┌──
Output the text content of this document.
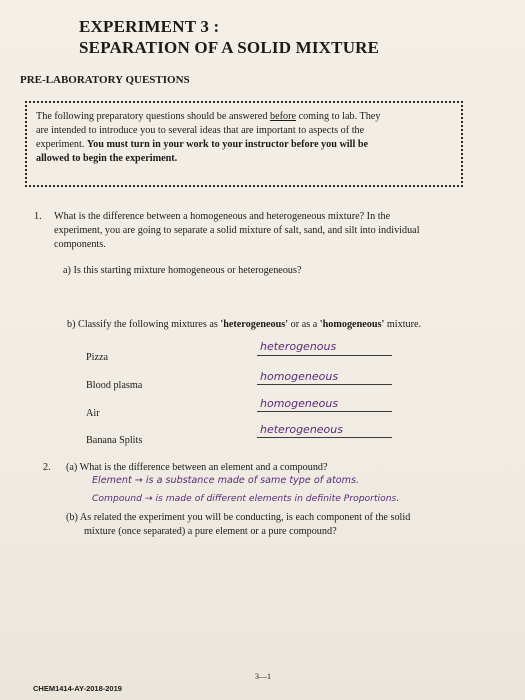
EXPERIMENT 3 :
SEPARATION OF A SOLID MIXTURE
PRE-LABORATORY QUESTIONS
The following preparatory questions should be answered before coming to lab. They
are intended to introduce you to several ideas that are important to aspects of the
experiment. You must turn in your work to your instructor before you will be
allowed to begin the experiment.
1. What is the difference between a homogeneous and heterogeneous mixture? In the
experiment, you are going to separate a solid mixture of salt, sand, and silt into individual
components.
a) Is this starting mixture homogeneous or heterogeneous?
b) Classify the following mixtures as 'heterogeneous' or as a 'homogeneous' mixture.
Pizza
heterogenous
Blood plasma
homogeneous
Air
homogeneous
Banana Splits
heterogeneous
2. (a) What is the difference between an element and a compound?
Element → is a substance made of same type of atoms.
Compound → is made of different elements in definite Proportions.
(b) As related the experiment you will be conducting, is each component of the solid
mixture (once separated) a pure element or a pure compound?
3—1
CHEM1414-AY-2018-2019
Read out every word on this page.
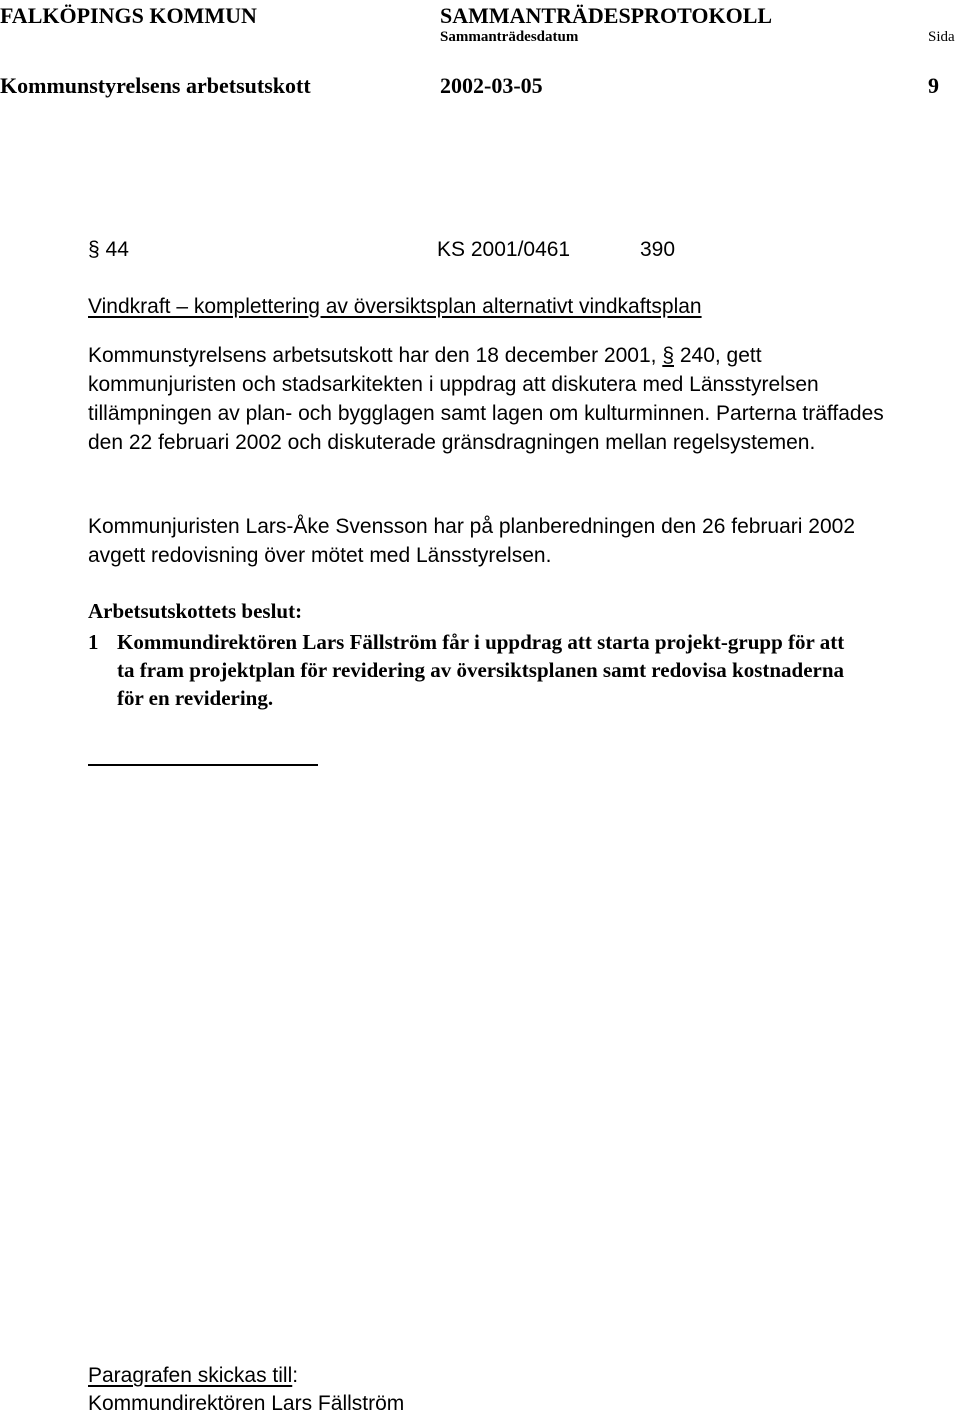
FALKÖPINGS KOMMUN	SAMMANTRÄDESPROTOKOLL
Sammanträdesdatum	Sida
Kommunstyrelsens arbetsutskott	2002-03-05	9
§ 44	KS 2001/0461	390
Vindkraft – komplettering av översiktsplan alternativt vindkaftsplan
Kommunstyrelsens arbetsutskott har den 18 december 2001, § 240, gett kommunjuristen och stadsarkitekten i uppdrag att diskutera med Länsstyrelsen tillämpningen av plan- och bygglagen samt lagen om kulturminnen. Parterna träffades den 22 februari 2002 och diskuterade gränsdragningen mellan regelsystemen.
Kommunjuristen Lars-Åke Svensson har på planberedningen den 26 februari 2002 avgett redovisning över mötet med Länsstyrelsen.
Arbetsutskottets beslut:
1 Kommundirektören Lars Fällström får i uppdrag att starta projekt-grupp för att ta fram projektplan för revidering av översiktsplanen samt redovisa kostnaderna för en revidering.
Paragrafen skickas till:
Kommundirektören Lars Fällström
└──
#### [The exercise]
Where a line above includes "difference", copy that line.

#### [Problem solution]
1. What is the difference between a homogeneous and heterogeneous mixture? In the
2. (a) What is the difference between an element and a compound?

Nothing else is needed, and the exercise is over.